:: Provided records
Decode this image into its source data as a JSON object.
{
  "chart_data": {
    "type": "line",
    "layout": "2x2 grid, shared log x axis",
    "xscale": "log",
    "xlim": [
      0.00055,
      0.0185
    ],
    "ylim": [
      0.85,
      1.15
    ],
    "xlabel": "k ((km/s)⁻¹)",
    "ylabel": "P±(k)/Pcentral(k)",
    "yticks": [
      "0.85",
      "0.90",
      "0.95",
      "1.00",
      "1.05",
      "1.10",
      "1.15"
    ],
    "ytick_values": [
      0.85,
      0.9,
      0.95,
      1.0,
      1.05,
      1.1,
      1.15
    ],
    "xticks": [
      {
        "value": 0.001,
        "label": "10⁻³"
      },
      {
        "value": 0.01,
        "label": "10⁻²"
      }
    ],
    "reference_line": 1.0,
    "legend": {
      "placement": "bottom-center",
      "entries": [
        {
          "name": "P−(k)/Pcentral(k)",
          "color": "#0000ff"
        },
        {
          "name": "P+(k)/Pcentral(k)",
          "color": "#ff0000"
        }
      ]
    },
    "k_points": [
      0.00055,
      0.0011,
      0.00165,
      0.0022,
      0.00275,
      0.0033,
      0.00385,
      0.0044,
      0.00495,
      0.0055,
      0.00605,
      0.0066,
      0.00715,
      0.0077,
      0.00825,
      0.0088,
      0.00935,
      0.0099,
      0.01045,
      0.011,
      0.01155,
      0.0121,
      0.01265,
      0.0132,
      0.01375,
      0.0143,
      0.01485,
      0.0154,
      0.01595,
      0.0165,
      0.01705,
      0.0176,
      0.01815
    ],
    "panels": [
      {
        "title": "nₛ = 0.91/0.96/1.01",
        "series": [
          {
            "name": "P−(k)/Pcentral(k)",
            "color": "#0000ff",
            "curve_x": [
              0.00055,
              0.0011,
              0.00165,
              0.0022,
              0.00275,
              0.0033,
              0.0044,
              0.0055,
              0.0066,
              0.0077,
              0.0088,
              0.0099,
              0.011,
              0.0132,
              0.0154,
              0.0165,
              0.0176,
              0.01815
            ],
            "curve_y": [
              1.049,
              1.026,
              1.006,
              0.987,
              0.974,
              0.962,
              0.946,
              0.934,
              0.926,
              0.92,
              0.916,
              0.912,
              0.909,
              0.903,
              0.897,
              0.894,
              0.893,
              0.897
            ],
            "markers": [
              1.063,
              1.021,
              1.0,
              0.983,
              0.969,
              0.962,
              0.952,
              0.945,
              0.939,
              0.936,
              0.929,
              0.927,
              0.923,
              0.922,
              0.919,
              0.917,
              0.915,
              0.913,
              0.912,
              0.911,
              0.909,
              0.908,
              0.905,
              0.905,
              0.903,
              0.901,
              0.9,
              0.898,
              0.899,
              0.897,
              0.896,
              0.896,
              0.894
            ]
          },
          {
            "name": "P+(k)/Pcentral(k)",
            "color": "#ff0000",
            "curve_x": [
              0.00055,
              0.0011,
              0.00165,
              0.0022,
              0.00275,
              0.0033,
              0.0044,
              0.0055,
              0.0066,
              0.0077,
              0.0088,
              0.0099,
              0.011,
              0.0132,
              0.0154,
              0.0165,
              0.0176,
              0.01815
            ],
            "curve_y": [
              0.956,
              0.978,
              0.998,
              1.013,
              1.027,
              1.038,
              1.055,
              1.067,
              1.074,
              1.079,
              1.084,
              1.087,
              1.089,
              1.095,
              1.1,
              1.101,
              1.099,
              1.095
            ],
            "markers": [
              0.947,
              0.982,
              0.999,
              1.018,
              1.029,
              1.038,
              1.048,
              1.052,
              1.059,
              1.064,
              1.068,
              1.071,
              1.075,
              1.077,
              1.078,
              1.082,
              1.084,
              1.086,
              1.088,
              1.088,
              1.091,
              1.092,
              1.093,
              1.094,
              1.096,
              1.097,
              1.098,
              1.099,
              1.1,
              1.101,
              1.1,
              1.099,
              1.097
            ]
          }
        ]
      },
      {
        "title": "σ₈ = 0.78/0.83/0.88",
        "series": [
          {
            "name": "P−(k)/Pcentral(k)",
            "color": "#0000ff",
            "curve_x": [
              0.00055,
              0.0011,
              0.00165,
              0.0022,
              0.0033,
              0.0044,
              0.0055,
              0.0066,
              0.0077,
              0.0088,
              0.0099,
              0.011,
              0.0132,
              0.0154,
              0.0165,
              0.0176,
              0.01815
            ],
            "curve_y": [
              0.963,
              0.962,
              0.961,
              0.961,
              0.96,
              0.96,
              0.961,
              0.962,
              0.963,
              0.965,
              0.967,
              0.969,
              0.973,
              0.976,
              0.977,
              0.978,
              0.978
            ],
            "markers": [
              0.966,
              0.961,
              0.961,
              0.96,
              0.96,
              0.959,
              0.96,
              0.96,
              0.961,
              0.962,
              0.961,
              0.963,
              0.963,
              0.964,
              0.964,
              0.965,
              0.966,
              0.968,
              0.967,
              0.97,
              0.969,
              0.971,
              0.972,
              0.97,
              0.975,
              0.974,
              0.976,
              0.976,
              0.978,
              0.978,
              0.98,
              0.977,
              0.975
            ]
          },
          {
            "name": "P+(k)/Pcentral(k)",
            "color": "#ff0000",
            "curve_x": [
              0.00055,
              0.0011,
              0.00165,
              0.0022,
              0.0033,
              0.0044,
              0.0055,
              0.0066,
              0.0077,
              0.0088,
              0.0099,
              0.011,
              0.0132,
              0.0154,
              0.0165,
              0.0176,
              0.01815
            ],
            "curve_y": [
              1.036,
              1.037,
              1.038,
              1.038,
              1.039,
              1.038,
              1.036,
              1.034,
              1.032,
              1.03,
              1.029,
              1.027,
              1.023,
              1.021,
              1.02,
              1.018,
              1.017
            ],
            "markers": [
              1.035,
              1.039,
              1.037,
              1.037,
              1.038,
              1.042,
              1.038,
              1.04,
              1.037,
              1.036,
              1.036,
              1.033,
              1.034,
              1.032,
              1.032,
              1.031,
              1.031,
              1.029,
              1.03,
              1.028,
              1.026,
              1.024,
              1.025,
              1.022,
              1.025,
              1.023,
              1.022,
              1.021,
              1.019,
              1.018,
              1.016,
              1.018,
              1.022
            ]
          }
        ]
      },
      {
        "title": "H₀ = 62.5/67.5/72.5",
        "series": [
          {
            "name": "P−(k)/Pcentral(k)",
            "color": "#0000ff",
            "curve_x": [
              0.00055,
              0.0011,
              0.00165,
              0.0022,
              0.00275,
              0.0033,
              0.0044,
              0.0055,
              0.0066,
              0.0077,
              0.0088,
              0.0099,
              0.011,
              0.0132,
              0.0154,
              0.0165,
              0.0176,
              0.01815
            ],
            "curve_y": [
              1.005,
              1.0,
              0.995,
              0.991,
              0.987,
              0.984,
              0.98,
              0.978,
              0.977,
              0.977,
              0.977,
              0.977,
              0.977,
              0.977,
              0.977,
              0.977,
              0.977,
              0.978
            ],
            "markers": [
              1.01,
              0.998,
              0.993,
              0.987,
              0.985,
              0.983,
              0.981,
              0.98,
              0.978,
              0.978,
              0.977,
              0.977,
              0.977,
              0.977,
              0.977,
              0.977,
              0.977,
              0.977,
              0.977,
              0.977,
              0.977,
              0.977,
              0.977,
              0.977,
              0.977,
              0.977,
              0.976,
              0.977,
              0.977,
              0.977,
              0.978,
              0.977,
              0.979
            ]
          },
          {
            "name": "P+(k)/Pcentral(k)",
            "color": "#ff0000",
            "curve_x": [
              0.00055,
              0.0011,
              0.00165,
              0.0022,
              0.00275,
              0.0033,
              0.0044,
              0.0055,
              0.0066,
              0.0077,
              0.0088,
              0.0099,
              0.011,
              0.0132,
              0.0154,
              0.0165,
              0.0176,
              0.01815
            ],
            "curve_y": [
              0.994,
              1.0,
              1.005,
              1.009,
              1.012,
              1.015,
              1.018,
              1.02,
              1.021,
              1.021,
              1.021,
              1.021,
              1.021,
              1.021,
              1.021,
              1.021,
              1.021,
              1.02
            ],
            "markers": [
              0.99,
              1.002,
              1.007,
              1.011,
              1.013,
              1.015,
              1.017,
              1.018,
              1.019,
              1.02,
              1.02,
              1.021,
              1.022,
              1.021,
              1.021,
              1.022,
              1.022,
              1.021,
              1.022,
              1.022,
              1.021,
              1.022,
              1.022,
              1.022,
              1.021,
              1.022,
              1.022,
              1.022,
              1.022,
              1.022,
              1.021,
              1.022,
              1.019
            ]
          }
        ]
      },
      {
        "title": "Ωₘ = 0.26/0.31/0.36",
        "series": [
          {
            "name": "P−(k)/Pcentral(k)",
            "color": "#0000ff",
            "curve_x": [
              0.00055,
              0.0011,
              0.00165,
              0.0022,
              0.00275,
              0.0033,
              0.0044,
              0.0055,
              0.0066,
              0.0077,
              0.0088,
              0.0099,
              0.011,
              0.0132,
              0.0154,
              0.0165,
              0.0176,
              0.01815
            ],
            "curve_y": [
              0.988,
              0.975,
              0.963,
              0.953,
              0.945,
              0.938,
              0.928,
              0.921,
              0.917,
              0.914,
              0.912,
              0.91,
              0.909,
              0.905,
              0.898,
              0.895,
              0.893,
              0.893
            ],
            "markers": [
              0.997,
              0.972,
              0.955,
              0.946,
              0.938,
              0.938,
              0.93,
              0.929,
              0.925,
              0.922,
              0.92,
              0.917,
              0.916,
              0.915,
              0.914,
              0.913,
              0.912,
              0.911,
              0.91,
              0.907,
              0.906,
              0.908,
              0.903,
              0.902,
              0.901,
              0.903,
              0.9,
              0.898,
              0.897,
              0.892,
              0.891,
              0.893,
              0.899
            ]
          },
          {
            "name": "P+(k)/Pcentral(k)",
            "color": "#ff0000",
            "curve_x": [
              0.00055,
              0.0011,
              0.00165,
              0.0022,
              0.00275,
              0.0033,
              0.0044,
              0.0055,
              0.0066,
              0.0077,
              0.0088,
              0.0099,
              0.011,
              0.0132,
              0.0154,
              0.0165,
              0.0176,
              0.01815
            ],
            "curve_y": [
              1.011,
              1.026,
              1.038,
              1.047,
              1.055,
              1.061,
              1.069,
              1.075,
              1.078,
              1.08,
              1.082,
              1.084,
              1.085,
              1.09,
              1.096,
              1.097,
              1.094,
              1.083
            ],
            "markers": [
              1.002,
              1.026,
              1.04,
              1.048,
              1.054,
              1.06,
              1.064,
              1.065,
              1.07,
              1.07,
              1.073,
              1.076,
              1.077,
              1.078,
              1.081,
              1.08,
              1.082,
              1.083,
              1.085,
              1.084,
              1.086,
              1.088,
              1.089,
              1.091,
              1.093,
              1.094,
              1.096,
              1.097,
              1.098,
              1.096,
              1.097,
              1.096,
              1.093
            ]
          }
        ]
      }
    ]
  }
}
::::
**Task statement**. Pull out all lines of the data with the string "title".

**Reply**.
        "title": "nₛ = 0.91/0.96/1.01",
        "title": "σ₈ = 0.78/0.83/0.88",
        "title": "H₀ = 62.5/67.5/72.5",
        "title": "Ωₘ = 0.26/0.31/0.36",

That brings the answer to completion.